● Exercise instructions
Check every line below for the word "года" and copy the ones that have it.

● Data excerpts
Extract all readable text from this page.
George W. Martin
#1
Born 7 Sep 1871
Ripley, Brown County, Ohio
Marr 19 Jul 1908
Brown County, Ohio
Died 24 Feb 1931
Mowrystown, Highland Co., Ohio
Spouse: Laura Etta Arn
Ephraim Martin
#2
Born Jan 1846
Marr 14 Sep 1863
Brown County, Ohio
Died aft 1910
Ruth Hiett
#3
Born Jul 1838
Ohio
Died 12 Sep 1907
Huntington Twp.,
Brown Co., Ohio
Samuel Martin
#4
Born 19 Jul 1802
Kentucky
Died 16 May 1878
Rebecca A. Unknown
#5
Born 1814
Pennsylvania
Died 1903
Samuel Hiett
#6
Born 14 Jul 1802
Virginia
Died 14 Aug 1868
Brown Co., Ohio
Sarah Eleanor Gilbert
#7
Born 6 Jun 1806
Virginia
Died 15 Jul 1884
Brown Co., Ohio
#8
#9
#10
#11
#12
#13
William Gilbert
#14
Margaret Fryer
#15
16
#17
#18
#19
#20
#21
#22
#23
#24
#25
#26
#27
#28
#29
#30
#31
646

...

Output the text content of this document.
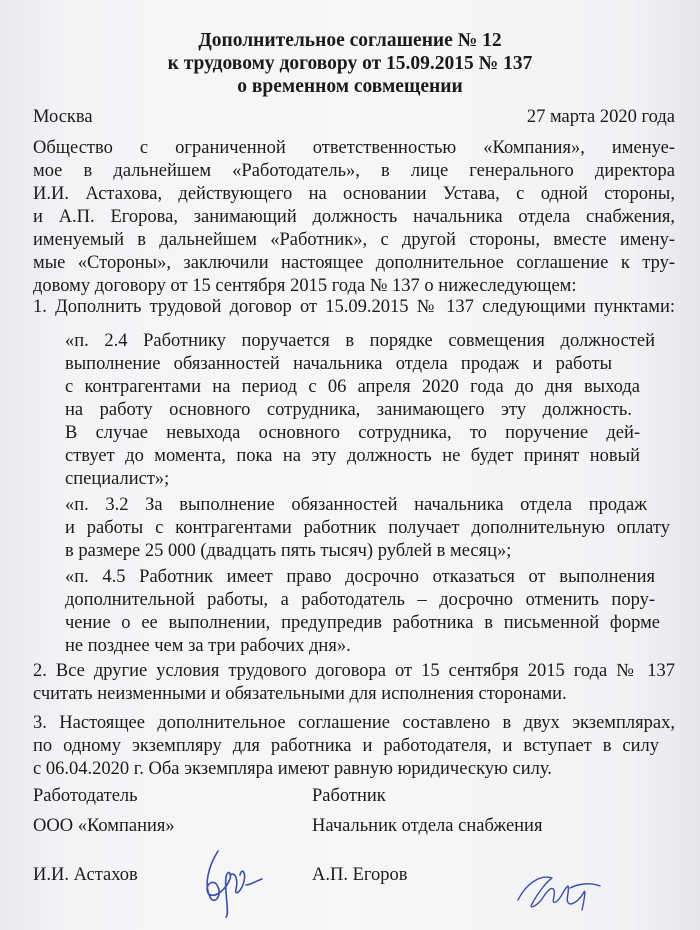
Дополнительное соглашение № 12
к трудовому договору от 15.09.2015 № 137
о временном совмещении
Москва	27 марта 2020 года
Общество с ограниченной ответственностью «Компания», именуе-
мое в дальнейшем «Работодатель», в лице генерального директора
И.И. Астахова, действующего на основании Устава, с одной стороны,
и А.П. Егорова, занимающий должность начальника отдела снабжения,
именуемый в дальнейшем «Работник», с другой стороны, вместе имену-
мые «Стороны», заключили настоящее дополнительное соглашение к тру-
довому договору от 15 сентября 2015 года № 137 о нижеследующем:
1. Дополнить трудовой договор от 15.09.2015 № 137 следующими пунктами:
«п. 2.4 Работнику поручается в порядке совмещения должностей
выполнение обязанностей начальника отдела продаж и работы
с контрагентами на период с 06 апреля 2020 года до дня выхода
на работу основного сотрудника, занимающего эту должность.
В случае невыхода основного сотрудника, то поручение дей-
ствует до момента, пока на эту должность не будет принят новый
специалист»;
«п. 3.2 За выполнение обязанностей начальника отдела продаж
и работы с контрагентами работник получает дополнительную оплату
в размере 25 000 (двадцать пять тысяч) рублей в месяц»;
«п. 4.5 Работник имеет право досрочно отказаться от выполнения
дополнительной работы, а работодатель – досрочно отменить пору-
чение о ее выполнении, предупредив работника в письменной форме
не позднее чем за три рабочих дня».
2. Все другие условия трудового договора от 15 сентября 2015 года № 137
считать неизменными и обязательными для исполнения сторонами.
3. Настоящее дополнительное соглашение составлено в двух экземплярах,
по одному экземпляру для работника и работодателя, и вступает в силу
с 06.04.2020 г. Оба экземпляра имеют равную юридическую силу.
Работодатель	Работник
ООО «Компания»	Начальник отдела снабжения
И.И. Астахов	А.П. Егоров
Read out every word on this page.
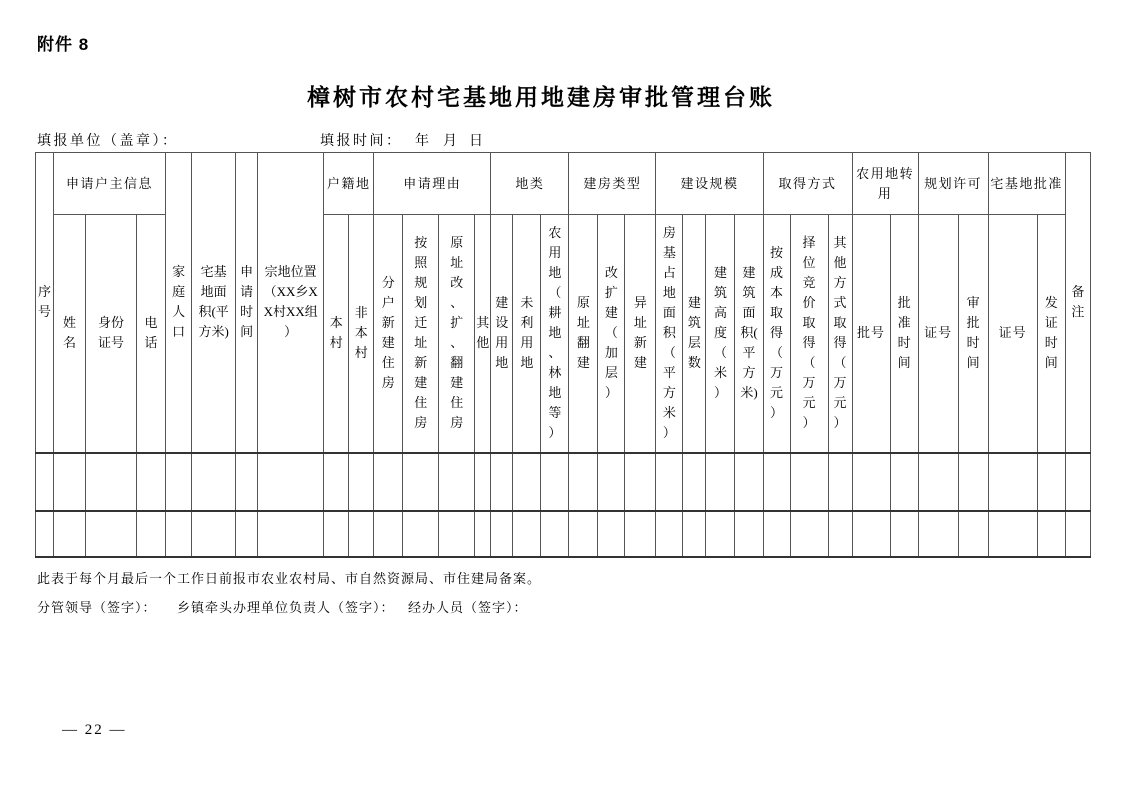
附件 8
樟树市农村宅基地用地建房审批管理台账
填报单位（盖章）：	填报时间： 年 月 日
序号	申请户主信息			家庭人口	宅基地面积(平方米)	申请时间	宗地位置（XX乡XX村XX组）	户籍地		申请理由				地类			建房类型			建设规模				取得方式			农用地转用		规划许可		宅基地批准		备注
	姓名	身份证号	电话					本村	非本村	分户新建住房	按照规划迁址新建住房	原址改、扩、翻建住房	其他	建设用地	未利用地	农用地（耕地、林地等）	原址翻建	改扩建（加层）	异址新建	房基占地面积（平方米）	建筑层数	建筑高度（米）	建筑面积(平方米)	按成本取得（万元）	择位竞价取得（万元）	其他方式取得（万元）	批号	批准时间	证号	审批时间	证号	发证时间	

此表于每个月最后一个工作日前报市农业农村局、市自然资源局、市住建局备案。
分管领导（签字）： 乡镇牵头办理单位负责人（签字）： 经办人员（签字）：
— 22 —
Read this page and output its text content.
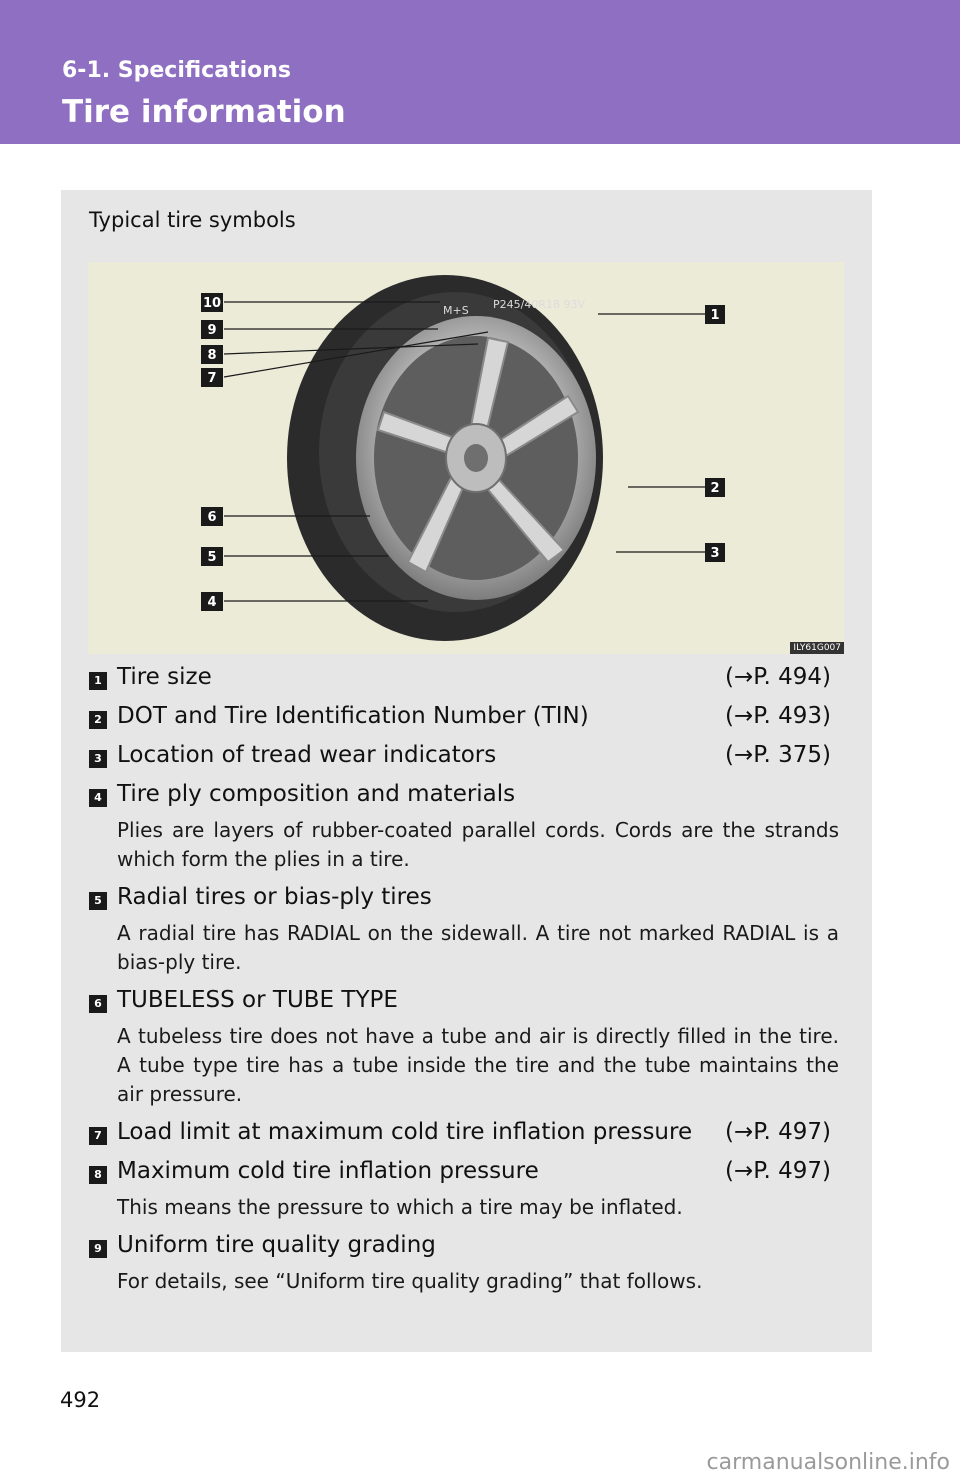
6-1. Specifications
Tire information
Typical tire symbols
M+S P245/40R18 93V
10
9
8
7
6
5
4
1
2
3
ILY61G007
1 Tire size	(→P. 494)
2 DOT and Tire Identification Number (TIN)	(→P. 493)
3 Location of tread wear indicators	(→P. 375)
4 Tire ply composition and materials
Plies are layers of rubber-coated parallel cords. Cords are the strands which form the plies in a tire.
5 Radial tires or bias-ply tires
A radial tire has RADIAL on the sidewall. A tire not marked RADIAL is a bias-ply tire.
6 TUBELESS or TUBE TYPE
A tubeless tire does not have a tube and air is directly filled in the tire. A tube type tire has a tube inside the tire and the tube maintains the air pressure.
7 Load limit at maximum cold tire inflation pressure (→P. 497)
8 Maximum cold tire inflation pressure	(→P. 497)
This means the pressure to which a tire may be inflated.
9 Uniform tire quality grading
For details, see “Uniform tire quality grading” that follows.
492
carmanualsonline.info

==

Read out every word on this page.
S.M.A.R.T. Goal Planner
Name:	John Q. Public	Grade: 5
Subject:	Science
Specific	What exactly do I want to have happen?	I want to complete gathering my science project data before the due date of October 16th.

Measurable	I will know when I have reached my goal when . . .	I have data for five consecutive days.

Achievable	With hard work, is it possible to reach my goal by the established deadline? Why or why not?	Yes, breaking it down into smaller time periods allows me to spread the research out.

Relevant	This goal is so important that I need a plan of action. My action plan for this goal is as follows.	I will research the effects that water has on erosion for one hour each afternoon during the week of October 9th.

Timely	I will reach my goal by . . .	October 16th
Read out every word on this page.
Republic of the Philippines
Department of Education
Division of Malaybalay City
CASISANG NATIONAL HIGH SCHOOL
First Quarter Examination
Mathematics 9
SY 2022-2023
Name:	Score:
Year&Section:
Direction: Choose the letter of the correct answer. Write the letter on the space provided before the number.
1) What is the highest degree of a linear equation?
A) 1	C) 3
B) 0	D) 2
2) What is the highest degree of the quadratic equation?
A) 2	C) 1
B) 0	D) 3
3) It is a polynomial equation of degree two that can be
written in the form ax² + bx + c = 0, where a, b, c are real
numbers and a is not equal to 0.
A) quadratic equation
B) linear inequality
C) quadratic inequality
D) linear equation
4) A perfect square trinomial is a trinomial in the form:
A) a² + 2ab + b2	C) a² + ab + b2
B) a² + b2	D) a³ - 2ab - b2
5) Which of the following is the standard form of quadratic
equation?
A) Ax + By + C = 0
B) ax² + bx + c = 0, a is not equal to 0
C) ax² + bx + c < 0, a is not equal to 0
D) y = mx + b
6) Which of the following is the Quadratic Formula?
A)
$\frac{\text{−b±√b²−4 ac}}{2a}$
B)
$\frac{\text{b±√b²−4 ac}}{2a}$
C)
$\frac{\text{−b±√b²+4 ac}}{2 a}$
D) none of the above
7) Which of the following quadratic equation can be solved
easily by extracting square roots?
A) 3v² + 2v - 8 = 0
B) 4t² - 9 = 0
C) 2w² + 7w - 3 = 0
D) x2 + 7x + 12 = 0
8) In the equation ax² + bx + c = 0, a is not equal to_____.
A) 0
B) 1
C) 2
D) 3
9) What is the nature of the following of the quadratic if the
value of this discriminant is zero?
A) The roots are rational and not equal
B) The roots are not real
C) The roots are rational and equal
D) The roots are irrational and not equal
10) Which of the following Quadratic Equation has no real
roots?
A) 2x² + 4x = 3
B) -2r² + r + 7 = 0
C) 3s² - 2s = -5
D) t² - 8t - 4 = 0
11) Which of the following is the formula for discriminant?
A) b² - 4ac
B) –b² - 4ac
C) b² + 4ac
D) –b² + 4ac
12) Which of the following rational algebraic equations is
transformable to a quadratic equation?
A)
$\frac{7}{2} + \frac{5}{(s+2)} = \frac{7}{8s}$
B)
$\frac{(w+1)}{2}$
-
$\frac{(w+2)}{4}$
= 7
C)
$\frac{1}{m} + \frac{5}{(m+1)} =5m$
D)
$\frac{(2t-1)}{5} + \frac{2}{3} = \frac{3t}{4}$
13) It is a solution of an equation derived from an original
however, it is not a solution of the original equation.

● Completed exercise
Москва	27 марта 2020 года
довому договору от 15 сентября 2015 года № 137 о нижеследующем:
с контрагентами на период с 06 апреля 2020 года до дня выхода
2. Все другие условия трудового договора от 15 сентября 2015 года № 137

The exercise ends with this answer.